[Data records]
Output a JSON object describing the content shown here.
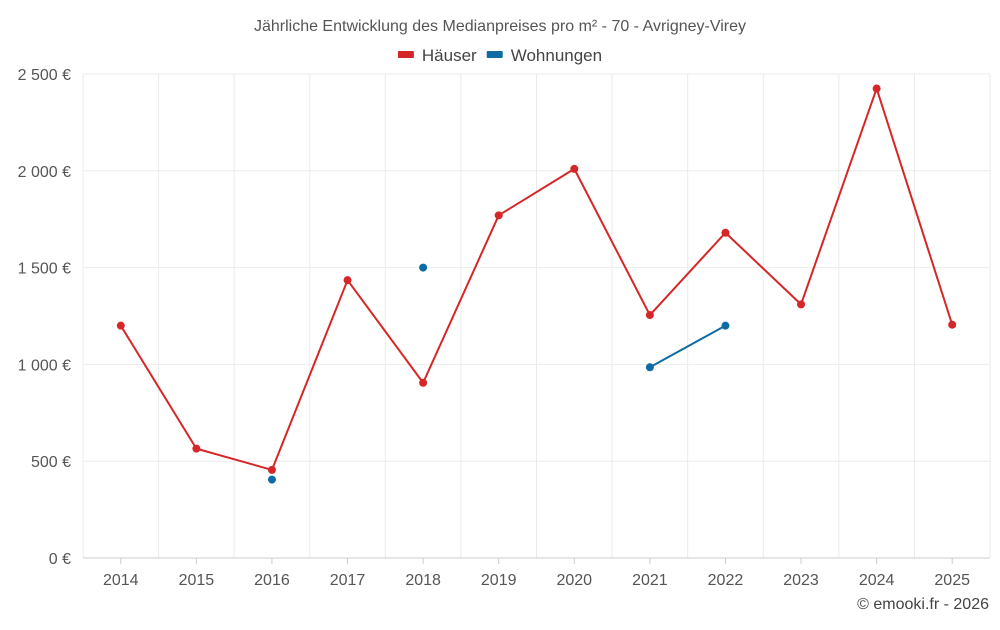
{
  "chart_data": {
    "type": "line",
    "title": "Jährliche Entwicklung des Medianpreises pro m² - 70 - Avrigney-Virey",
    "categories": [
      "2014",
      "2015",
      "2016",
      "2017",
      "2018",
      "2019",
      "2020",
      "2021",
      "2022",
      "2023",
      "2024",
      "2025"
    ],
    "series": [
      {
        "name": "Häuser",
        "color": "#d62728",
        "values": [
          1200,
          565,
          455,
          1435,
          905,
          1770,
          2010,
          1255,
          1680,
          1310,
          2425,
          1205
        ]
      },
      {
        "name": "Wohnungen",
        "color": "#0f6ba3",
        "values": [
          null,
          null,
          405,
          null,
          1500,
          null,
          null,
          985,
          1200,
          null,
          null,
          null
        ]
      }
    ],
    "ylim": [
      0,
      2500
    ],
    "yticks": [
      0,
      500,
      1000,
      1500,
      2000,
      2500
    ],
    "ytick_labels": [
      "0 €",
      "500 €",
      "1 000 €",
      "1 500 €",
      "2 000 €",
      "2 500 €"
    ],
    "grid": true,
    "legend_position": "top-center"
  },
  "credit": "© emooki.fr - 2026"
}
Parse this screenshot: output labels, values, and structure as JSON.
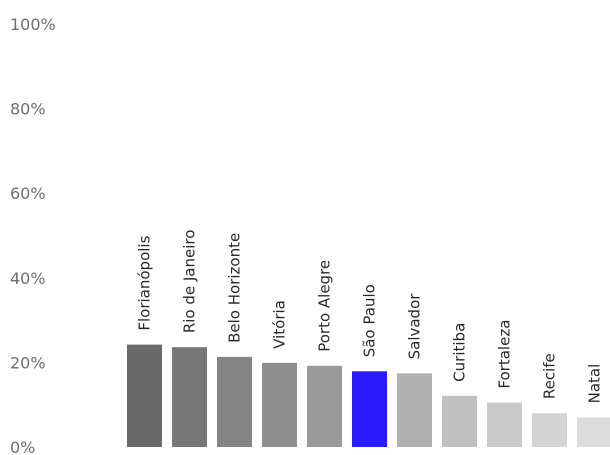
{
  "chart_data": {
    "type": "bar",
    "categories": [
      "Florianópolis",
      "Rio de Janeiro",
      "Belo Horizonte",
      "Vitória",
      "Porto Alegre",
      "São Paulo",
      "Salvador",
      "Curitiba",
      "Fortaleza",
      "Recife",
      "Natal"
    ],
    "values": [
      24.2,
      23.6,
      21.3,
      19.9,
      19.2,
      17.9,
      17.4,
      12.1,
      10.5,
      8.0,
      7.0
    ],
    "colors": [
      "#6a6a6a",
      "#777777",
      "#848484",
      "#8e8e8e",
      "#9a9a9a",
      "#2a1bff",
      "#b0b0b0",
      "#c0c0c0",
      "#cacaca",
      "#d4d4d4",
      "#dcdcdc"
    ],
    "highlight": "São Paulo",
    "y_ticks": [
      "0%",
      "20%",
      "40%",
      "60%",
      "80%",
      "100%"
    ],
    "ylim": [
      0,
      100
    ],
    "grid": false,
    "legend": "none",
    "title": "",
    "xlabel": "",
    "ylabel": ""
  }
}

• Stated goal: Give every record back exactly as it reads, with no images.

• Output below:
Output a JSON object describing the content shown here.
{
  "chart_data": {
    "type": "line",
    "title": "Jährliche Entwicklung des Medianpreises pro m² - 70 - Avrigney-Virey",
    "categories": [
      "2014",
      "2015",
      "2016",
      "2017",
      "2018",
      "2019",
      "2020",
      "2021",
      "2022",
      "2023",
      "2024",
      "2025"
    ],
    "series": [
      {
        "name": "Häuser",
        "color": "#d62728",
        "values": [
          1200,
          565,
          455,
          1435,
          905,
          1770,
          2010,
          1255,
          1680,
          1310,
          2425,
          1205
        ]
      },
      {
        "name": "Wohnungen",
        "color": "#0f6ba3",
        "values": [
          null,
          null,
          405,
          null,
          1500,
          null,
          null,
          985,
          1200,
          null,
          null,
          null
        ]
      }
    ],
    "ylim": [
      0,
      2500
    ],
    "yticks": [
      0,
      500,
      1000,
      1500,
      2000,
      2500
    ],
    "ytick_labels": [
      "0 €",
      "500 €",
      "1 000 €",
      "1 500 €",
      "2 000 €",
      "2 500 €"
    ],
    "grid": true,
    "legend_position": "top-center"
  },
  "credit": "© emooki.fr - 2026"
}
Parse this screenshot: output labels, values, and structure as JSON.
{
  "chart_data": {
    "type": "bar",
    "categories": [
      "Florianópolis",
      "Rio de Janeiro",
      "Belo Horizonte",
      "Vitória",
      "Porto Alegre",
      "São Paulo",
      "Salvador",
      "Curitiba",
      "Fortaleza",
      "Recife",
      "Natal"
    ],
    "values": [
      24.2,
      23.6,
      21.3,
      19.9,
      19.2,
      17.9,
      17.4,
      12.1,
      10.5,
      8.0,
      7.0
    ],
    "colors": [
      "#6a6a6a",
      "#777777",
      "#848484",
      "#8e8e8e",
      "#9a9a9a",
      "#2a1bff",
      "#b0b0b0",
      "#c0c0c0",
      "#cacaca",
      "#d4d4d4",
      "#dcdcdc"
    ],
    "highlight": "São Paulo",
    "y_ticks": [
      "0%",
      "20%",
      "40%",
      "60%",
      "80%",
      "100%"
    ],
    "ylim": [
      0,
      100
    ],
    "grid": false,
    "legend": "none",
    "title": "",
    "xlabel": "",
    "ylabel": ""
  }
}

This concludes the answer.